▶ **Exercise description**
Produce an exact copy of the lines from the line containing "Give me a plain-text" through the last line of the entries below, and only those lines.

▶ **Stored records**
------------------------------------------------
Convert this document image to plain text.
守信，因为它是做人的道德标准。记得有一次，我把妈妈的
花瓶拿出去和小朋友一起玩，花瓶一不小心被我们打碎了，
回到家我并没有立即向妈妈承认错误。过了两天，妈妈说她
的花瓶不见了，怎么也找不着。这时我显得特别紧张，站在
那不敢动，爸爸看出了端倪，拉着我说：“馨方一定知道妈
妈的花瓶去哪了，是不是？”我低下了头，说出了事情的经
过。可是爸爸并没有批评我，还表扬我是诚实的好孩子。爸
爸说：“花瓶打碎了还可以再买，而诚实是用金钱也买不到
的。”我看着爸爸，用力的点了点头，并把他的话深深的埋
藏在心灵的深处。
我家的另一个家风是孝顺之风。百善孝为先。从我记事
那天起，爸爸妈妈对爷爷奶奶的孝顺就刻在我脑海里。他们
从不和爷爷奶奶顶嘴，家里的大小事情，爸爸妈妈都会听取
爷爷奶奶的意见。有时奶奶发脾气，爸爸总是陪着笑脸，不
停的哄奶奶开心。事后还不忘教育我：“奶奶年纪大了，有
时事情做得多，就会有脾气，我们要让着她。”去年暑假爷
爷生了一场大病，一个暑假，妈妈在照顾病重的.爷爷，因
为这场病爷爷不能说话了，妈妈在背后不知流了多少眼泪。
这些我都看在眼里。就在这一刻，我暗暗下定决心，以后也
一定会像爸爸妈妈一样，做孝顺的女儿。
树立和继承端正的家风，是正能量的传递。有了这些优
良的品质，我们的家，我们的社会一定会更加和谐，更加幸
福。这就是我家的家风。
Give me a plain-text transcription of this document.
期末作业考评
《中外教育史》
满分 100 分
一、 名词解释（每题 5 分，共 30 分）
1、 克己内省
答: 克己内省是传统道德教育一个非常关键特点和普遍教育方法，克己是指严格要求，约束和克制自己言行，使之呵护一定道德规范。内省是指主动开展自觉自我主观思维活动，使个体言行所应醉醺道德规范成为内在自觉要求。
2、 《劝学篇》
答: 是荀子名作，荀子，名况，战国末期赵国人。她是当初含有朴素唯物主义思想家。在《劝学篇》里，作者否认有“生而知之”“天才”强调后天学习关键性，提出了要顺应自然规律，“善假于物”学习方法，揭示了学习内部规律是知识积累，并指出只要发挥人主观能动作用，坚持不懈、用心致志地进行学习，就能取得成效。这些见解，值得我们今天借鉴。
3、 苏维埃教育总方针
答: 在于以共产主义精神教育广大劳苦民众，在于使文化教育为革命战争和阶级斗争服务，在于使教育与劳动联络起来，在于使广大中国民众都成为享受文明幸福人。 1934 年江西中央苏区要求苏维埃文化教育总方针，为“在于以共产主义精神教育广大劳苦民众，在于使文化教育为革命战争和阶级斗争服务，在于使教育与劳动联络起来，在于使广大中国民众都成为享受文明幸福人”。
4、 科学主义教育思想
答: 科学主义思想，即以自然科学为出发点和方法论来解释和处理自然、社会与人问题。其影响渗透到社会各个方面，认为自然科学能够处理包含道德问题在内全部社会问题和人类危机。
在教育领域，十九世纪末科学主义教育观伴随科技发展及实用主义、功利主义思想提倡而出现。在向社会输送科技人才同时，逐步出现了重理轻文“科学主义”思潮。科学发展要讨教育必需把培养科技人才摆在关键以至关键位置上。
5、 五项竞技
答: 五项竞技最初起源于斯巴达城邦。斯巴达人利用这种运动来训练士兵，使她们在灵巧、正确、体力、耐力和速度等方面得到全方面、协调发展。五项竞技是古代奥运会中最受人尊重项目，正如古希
------------------------------------------------
▶ **Solution to this task**
Give me a plain-text transcription of this document.
期末作业考评
《中外教育史》
满分 100 分
一、 名词解释（每题 5 分，共 30 分）
1、 克己内省
答: 克己内省是传统道德教育一个非常关键特点和普遍教育方法，克己是指严格要求，约束和克制自己言行，使之呵护一定道德规范。内省是指主动开展自觉自我主观思维活动，使个体言行所应醉醺道德规范成为内在自觉要求。
2、 《劝学篇》
答: 是荀子名作，荀子，名况，战国末期赵国人。她是当初含有朴素唯物主义思想家。在《劝学篇》里，作者否认有“生而知之”“天才”强调后天学习关键性，提出了要顺应自然规律，“善假于物”学习方法，揭示了学习内部规律是知识积累，并指出只要发挥人主观能动作用，坚持不懈、用心致志地进行学习，就能取得成效。这些见解，值得我们今天借鉴。
3、 苏维埃教育总方针
答: 在于以共产主义精神教育广大劳苦民众，在于使文化教育为革命战争和阶级斗争服务，在于使教育与劳动联络起来，在于使广大中国民众都成为享受文明幸福人。 1934 年江西中央苏区要求苏维埃文化教育总方针，为“在于以共产主义精神教育广大劳苦民众，在于使文化教育为革命战争和阶级斗争服务，在于使教育与劳动联络起来，在于使广大中国民众都成为享受文明幸福人”。
4、 科学主义教育思想
答: 科学主义思想，即以自然科学为出发点和方法论来解释和处理自然、社会与人问题。其影响渗透到社会各个方面，认为自然科学能够处理包含道德问题在内全部社会问题和人类危机。
在教育领域，十九世纪末科学主义教育观伴随科技发展及实用主义、功利主义思想提倡而出现。在向社会输送科技人才同时，逐步出现了重理轻文“科学主义”思潮。科学发展要讨教育必需把培养科技人才摆在关键以至关键位置上。
5、 五项竞技
答: 五项竞技最初起源于斯巴达城邦。斯巴达人利用这种运动来训练士兵，使她们在灵巧、正确、体力、耐力和速度等方面得到全方面、协调发展。五项竞技是古代奥运会中最受人尊重项目，正如古希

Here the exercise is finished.